----- Extracted information -----
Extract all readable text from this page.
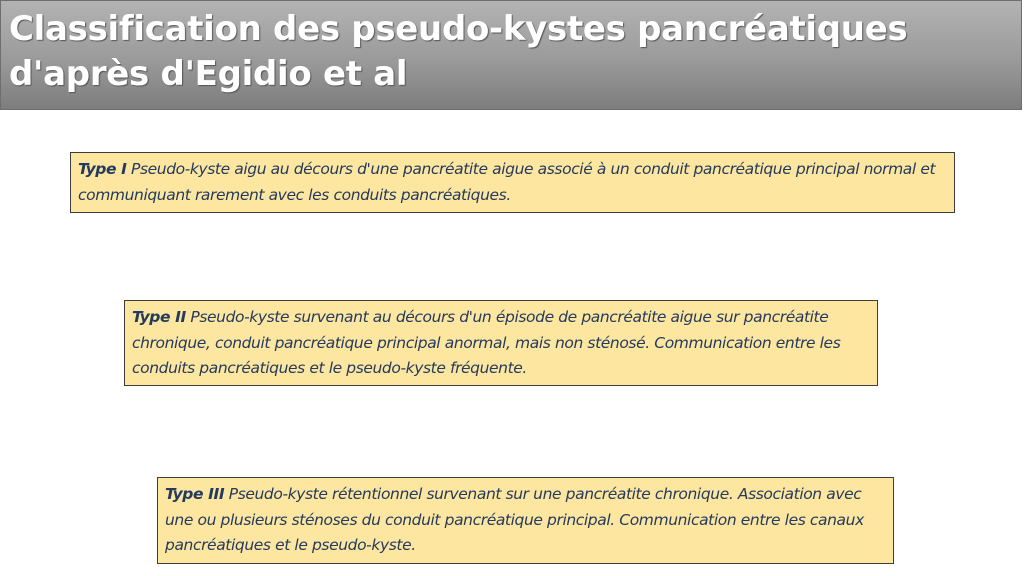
Classification des pseudo-kystes pancréatiques d'après d'Egidio et al
Type I Pseudo-kyste aigu au décours d'une pancréatite aigue associé à un conduit pancréatique principal normal et communiquant rarement avec les conduits pancréatiques.
Type II Pseudo-kyste survenant au décours d'un épisode de pancréatite aigue sur pancréatite chronique, conduit pancréatique principal anormal, mais non sténosé. Communication entre les conduits pancréatiques et le pseudo-kyste fréquente.
Type III Pseudo-kyste rétentionnel survenant sur une pancréatite chronique. Association avec une ou plusieurs sténoses du conduit pancréatique principal. Communication entre les canaux pancréatiques et le pseudo-kyste.
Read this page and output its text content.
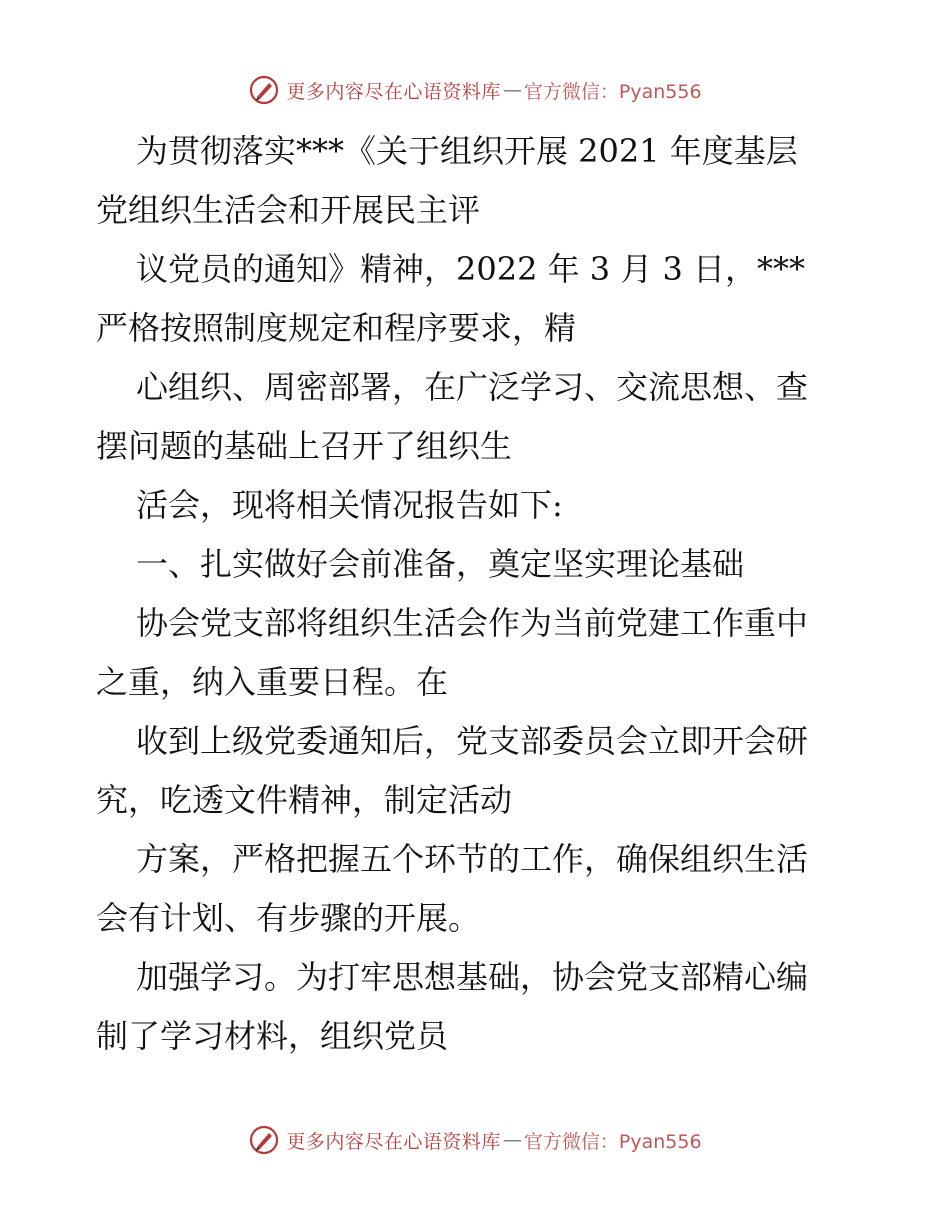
更多内容尽在心语资料库 — 官方微信：Pyan556
为贯彻落实***《关于组织开展 2021 年度基层
党组织生活会和开展民主评
议党员的通知》精神，2022 年 3 月 3 日，***
严格按照制度规定和程序要求，精
心组织、周密部署，在广泛学习、交流思想、查
摆问题的基础上召开了组织生
活会，现将相关情况报告如下:
一、扎实做好会前准备，奠定坚实理论基础
协会党支部将组织生活会作为当前党建工作重中
之重，纳入重要日程。在
收到上级党委通知后，党支部委员会立即开会研
究，吃透文件精神，制定活动
方案，严格把握五个环节的工作，确保组织生活
会有计划、有步骤的开展。
加强学习。为打牢思想基础，协会党支部精心编
制了学习材料，组织党员
更多内容尽在心语资料库 — 官方微信：Pyan556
-----
◆ **Work required**
Above are records with pictures; repeat the records exactly and leave the pictures out.

◆ **Full output**
Extract all readable text from this page.
Classification des pseudo-kystes pancréatiques d'après d'Egidio et al
Type I Pseudo-kyste aigu au décours d'une pancréatite aigue associé à un conduit pancréatique principal normal et communiquant rarement avec les conduits pancréatiques.
Type II Pseudo-kyste survenant au décours d'un épisode de pancréatite aigue sur pancréatite chronique, conduit pancréatique principal anormal, mais non sténosé. Communication entre les conduits pancréatiques et le pseudo-kyste fréquente.
Type III Pseudo-kyste rétentionnel survenant sur une pancréatite chronique. Association avec une ou plusieurs sténoses du conduit pancréatique principal. Communication entre les canaux pancréatiques et le pseudo-kyste.
Read this page and output its text content.
更多内容尽在心语资料库 — 官方微信：Pyan556
为贯彻落实***《关于组织开展 2021 年度基层
党组织生活会和开展民主评
议党员的通知》精神，2022 年 3 月 3 日，***
严格按照制度规定和程序要求，精
心组织、周密部署，在广泛学习、交流思想、查
摆问题的基础上召开了组织生
活会，现将相关情况报告如下:
一、扎实做好会前准备，奠定坚实理论基础
协会党支部将组织生活会作为当前党建工作重中
之重，纳入重要日程。在
收到上级党委通知后，党支部委员会立即开会研
究，吃透文件精神，制定活动
方案，严格把握五个环节的工作，确保组织生活
会有计划、有步骤的开展。
加强学习。为打牢思想基础，协会党支部精心编
制了学习材料，组织党员
更多内容尽在心语资料库 — 官方微信：Pyan556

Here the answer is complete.